Exercise instructions: Each record below is to be reproduced without any change.

Data items:
%%

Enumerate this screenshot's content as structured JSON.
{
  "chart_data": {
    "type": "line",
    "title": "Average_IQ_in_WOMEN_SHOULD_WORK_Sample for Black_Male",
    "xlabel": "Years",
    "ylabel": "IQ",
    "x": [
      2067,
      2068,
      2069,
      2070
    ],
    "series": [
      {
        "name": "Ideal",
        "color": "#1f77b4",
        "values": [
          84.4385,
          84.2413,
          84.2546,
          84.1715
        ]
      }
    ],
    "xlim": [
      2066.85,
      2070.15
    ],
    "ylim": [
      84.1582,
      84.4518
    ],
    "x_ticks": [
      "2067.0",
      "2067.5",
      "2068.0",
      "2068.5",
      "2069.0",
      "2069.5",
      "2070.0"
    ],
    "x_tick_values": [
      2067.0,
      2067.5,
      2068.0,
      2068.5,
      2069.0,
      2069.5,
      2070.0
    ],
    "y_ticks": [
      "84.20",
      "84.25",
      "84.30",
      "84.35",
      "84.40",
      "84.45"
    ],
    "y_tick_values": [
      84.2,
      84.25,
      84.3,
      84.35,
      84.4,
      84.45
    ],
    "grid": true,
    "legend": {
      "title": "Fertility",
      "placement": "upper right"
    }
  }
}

%%

Result:
Enumerate this screenshot's content as structured JSON.
{
  "chart_data": {
    "type": "line",
    "title": "Average_IQ_in_WOMEN_SHOULD_WORK_Sample for Black_Male",
    "xlabel": "Years",
    "ylabel": "IQ",
    "x": [
      2067,
      2068,
      2069,
      2070
    ],
    "series": [
      {
        "name": "Ideal",
        "color": "#1f77b4",
        "values": [
          84.4385,
          84.2413,
          84.2546,
          84.1715
        ]
      }
    ],
    "xlim": [
      2066.85,
      2070.15
    ],
    "ylim": [
      84.1582,
      84.4518
    ],
    "x_ticks": [
      "2067.0",
      "2067.5",
      "2068.0",
      "2068.5",
      "2069.0",
      "2069.5",
      "2070.0"
    ],
    "x_tick_values": [
      2067.0,
      2067.5,
      2068.0,
      2068.5,
      2069.0,
      2069.5,
      2070.0
    ],
    "y_ticks": [
      "84.20",
      "84.25",
      "84.30",
      "84.35",
      "84.40",
      "84.45"
    ],
    "y_tick_values": [
      84.2,
      84.25,
      84.3,
      84.35,
      84.4,
      84.45
    ],
    "grid": true,
    "legend": {
      "title": "Fertility",
      "placement": "upper right"
    }
  }
}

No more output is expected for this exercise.